Transcribe each line of the material as it is, and drop any picture.

(Collected data)
## Start
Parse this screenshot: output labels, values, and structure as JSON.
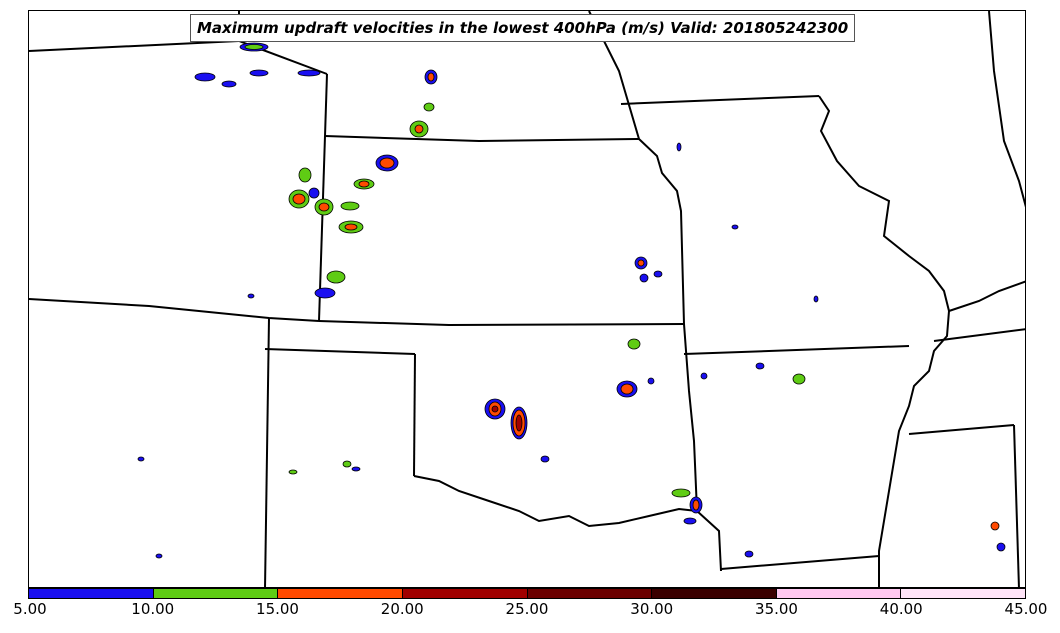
{
  "title": "Maximum updraft velocities in the lowest 400hPa (m/s) Valid: 201805242300",
  "colorbar": {
    "ticks": [
      "5.00",
      "10.00",
      "15.00",
      "20.00",
      "25.00",
      "30.00",
      "35.00",
      "40.00",
      "45.00"
    ],
    "colors": [
      "#1a0ff0",
      "#5fcc14",
      "#ff4a00",
      "#a00000",
      "#6b0000",
      "#3a0000",
      "#ffc8f0",
      "#ffe4f8"
    ]
  },
  "colors": {
    "border": "#000000",
    "fill_levels": [
      "#1a0ff0",
      "#5fcc14",
      "#ff4a00",
      "#a00000"
    ]
  }
}
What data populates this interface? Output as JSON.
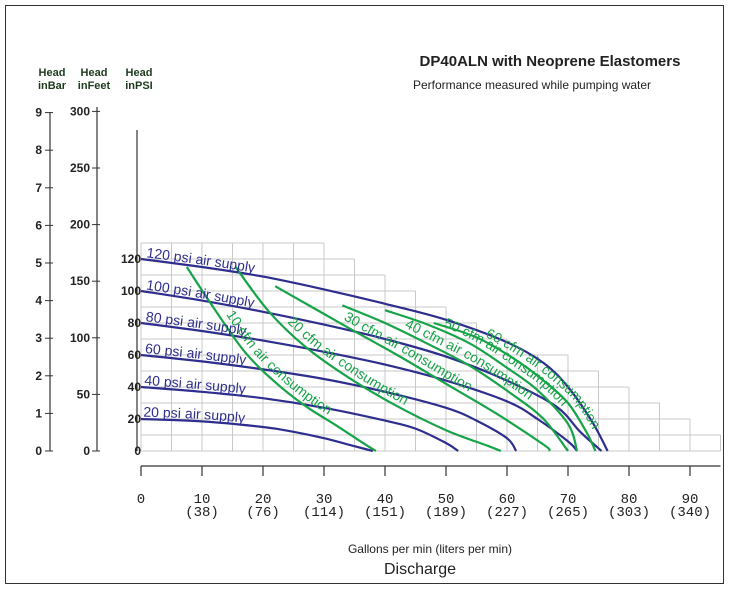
## End
**SOLUTION:**
Parse this screenshot: output labels, values, and structure as JSON.
{
  "title": "Maximum updraft velocities in the lowest 400hPa (m/s) Valid: 201805242300",
  "colorbar": {
    "ticks": [
      "5.00",
      "10.00",
      "15.00",
      "20.00",
      "25.00",
      "30.00",
      "35.00",
      "40.00",
      "45.00"
    ],
    "colors": [
      "#1a0ff0",
      "#5fcc14",
      "#ff4a00",
      "#a00000",
      "#6b0000",
      "#3a0000",
      "#ffc8f0",
      "#ffe4f8"
    ]
  },
  "colors": {
    "border": "#000000",
    "fill_levels": [
      "#1a0ff0",
      "#5fcc14",
      "#ff4a00",
      "#a00000"
    ]
  }
}
What data populates this interface? Output as JSON.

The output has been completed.